Repeat the records below exactly, leaving out every picture.
───── Supplied entries ─────
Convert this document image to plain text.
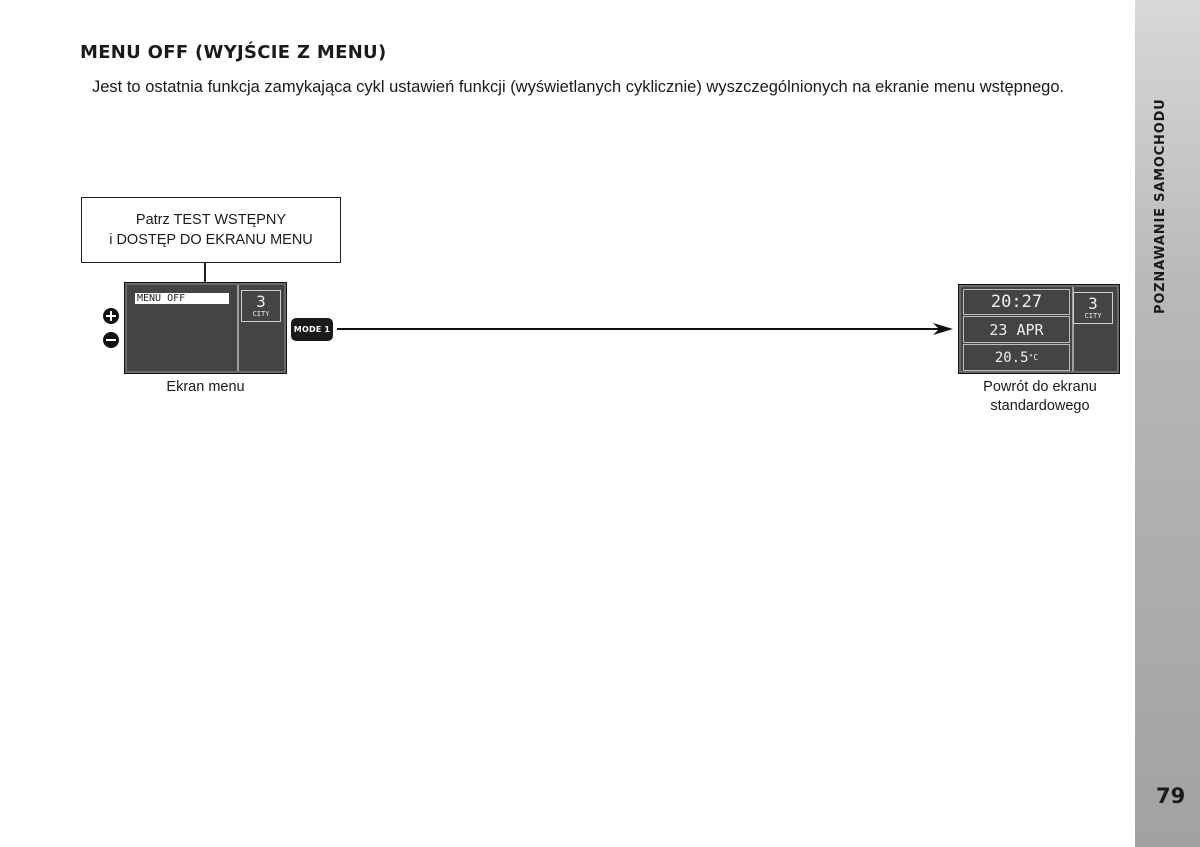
MENU OFF (WYJŚCIE Z MENU)

Jest to ostatnia funkcja zamykająca cykl ustawień funkcji (wyświetlanych cyklicznie) wyszczególnionych na ekranie menu wstępnego.

POZNAWANIE SAMOCHODU
79
Patrz TEST WSTĘPNY
i DOSTĘP DO EKRANU MENU
MENU OFF	3
CITY
Ekran menu
MODE 1
20:27
23 APR
20.5 °C
3
CITY
Powrót do ekranu
standardowego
─────
> **Solution for this problem**
Convert this document image to plain text.
MENU OFF (WYJŚCIE Z MENU)

Jest to ostatnia funkcja zamykająca cykl ustawień funkcji (wyświetlanych cyklicznie) wyszczególnionych na ekranie menu wstępnego.

POZNAWANIE SAMOCHODU
79
Patrz TEST WSTĘPNY
i DOSTĘP DO EKRANU MENU
MENU OFF	3
CITY
Ekran menu
MODE 1
20:27
23 APR
20.5 °C
3
CITY
Powrót do ekranu
standardowego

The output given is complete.